## Exercises to complete
1. Answer these questions from the court opinion on the New Orleans batture compromise:
(a) Who delivered the opinion of the Court?
(b) Before which year had disputes arisen between the city and the riparian proprietors?
(c) Which board's powers did the compromise remain valid notwithstanding?
2. Carry the court opinion on the New Orleans batture forward with the next part, beginning after its final sentence.

## Supplied text

============================================================

In the absence of fraud, a compromise made between the city
authorities of New Orleans and a railroad company respecting a
disputed grant of a user of part of the city property known as the
Batture for railroad purposes was sustained, as authorized by the
laws of Louisiana. Under the statutes of that state, the city
authorities had the right to make the compromise at the time it was
made, and it remained valid notwithstanding the powers conferred
upon the Board of Liquidation of the City Debt of New Orleans by
the legislature.
The long record in this case presents no subject of general
interest outside of the important special issues involved in the
suit. The facts upon which the decision rests are fully set forth
in the opinion of the Court.
MR. CHIEF JUSTICE WAITE delivered the opinion of the Court.
This appeal presents the following case:
Prior to the year 1820, disputes had arisen between the City of
New Orleans and certain proprietors of riparian estates as to the
ownership of the batture or alluvion in front of the city
Page 109 U. S. 222
on the Mississippi river. In compromise of these disputes, the
proprietors surrendered to the city all their claims to property
within certain boundaries.

============================================================

## Data
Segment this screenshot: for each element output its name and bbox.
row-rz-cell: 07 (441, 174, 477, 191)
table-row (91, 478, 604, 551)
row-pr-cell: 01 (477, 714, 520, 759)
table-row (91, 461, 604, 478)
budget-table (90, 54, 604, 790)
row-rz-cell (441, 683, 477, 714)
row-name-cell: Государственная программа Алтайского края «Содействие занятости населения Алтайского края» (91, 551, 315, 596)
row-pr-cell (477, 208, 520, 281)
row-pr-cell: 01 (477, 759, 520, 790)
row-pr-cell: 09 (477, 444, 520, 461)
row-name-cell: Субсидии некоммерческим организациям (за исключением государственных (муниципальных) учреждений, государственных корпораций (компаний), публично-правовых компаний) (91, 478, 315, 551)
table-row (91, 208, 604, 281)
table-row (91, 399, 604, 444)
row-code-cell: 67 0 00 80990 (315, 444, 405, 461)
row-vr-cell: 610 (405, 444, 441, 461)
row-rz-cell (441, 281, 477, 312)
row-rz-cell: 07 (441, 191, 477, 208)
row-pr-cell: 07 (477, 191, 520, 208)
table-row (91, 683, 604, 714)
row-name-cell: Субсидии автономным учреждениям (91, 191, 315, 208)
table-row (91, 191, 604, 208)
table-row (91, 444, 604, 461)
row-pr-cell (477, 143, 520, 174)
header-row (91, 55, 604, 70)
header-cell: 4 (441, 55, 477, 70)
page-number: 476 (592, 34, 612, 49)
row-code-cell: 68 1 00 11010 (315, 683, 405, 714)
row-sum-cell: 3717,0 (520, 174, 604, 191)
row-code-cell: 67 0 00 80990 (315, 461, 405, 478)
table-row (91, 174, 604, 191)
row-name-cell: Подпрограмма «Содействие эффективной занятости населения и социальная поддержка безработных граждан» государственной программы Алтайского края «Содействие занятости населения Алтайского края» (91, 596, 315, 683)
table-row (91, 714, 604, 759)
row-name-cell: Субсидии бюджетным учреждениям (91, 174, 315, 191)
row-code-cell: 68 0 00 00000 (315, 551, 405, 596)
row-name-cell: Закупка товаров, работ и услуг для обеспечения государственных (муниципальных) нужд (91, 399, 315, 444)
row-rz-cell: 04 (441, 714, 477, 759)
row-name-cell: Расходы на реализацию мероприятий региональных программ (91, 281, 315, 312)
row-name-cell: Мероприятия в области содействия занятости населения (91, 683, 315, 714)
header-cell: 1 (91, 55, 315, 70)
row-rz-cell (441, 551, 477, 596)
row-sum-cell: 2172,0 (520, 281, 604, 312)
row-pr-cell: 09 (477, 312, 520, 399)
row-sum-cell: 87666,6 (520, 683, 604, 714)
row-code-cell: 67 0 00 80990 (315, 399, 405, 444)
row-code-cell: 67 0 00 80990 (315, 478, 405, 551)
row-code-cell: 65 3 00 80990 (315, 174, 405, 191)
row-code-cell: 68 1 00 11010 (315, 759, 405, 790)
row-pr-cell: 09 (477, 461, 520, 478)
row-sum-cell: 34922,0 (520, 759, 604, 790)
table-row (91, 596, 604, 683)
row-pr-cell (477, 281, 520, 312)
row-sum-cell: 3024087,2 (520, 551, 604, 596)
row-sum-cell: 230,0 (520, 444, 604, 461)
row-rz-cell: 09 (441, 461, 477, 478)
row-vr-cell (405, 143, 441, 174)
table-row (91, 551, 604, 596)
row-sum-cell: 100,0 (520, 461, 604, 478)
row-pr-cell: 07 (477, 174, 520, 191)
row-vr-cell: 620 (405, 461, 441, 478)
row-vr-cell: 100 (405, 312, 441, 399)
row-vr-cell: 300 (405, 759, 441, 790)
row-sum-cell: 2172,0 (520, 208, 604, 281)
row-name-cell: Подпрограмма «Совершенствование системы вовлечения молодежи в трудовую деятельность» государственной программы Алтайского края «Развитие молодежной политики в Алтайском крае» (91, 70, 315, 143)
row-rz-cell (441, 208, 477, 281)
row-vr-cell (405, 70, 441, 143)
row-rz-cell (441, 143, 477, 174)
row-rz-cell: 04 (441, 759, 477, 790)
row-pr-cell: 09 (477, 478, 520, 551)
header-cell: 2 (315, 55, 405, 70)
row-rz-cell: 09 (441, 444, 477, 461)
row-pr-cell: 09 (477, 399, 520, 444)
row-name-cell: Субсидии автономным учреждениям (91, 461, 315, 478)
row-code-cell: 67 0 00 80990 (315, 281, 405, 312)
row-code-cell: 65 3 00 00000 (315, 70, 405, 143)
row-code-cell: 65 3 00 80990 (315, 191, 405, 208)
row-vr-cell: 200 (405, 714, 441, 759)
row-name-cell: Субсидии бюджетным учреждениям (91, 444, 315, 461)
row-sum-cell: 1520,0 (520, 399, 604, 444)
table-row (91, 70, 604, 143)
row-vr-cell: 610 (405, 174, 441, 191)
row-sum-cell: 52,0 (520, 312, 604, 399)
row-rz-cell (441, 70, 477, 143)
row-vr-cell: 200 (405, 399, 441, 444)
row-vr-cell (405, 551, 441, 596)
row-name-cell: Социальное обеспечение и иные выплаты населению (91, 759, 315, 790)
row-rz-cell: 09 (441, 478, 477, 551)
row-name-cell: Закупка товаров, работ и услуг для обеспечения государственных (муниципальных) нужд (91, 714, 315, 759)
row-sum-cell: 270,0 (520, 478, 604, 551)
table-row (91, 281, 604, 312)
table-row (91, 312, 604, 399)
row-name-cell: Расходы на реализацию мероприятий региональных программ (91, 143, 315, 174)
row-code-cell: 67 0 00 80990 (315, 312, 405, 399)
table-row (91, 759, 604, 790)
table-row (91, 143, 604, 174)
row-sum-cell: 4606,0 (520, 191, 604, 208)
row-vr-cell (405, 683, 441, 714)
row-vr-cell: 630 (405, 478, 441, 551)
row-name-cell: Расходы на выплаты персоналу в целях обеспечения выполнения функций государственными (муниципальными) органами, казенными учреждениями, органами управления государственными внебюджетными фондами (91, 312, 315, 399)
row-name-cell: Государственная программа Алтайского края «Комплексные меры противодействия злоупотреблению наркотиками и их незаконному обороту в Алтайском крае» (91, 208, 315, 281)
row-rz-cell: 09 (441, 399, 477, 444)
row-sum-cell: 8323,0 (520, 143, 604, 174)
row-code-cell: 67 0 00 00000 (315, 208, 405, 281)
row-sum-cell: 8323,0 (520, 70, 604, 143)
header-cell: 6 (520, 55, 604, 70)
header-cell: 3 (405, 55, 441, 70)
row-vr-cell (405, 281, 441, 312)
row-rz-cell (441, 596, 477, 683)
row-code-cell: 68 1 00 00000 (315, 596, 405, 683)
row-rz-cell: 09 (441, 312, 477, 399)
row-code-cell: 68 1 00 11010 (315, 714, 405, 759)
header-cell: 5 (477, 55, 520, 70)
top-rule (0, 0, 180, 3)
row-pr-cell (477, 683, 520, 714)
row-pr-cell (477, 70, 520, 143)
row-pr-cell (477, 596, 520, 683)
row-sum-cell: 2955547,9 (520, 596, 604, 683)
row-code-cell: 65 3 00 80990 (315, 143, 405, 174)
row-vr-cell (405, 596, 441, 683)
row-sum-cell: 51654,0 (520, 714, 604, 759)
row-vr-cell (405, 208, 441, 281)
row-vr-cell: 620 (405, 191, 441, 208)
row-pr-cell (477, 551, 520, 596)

============================================================

## Task results
1.
(a) Mr. Chief Justice Waite.
(b) 1820.
(c) The Board of Liquidation of the City Debt of New Orleans.

2.
In 1869, the Legislature of Louisiana undertook, by Act No. 26
of 1869, to grant to the New Orleans, Mobile & Chattanooga
Railroad Company, now by change of name the New Orleans, Mobile
& Texas Railroad Company,
"the right to locate, construct, maintain, and use a passenger
depot, with offices and apartments suitable for its legitimate
business, upon that part or portion of the levee or streets and
grounds in the City of New Orleans bounded by Canal, Delta, and
Poydras Streets, and a line parallel to and 150 feet easterly from
Delta Street; and for the construction of a freight depot, and for
other purposes of its legitimate business, to enclose and occupy
the blocks of grounds, parts of streets, and portion of levee in
said city bounded by Girod, Water, and Calliope Streets and a line
parallel to and 290 feet easterly from Water Street, provided said
company shall not enclose or occupy that part or portion of the
blocks of ground within said last limits which is the private
property of individuals until said company has acquired the title
thereto; and said company shall thereafter, if requested by said
city, extend the wharf in front thereof equal with the present
wharf in front of the northerly corner of the outer block within
said limits recently sold by said city and now owned by said
company."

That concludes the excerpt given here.